Lines of data:
****************************************

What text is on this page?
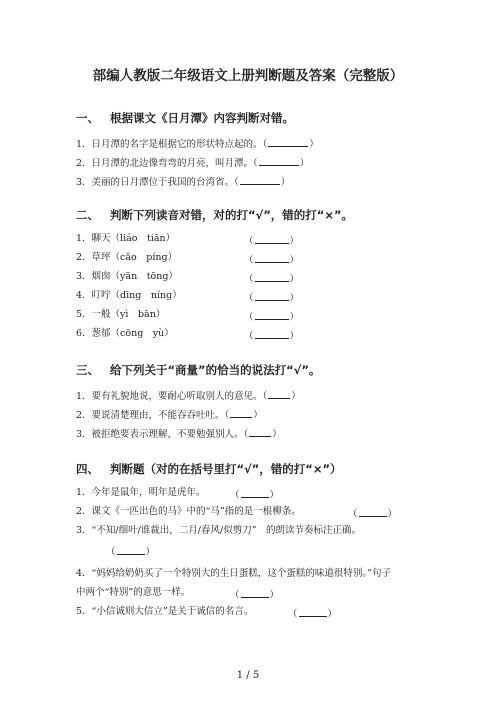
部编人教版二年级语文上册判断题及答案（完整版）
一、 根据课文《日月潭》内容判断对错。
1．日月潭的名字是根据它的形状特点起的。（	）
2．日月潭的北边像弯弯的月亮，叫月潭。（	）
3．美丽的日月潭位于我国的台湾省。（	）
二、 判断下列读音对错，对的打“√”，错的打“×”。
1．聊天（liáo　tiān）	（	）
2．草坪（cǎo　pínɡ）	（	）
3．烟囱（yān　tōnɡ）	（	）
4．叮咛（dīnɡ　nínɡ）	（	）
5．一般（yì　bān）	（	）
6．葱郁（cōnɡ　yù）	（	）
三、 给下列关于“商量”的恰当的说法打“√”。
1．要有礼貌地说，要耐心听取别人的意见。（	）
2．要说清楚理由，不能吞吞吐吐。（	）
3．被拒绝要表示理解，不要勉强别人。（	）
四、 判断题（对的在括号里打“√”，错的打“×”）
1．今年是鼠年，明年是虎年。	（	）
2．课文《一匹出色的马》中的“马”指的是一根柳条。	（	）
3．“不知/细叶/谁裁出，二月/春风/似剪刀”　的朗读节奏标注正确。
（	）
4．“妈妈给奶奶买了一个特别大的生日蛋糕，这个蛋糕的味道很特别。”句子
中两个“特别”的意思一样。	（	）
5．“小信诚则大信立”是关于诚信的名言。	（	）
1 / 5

****************************************

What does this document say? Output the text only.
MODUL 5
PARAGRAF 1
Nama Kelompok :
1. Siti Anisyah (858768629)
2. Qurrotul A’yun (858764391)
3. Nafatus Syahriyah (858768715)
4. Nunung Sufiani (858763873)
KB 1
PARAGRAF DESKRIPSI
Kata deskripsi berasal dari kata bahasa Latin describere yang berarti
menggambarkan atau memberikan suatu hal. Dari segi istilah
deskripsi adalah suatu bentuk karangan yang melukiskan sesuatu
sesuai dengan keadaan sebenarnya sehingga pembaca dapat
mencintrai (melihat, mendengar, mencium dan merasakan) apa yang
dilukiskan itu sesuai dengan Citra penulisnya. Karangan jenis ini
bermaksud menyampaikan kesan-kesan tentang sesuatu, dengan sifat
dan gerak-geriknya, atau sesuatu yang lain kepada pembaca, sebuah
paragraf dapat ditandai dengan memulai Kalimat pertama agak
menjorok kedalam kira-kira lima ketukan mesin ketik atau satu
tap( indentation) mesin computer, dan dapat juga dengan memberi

****************************************

* **PROBLEM REQUIREMENTS**: Identify each line in the entries with the word "pembaca" and copy it.

* **RESULT FOR THIS TASK**:
sesuai dengan keadaan sebenarnya sehingga pembaca dapat
dan gerak-geriknya, atau sesuatu yang lain kepada pembaca, sebuah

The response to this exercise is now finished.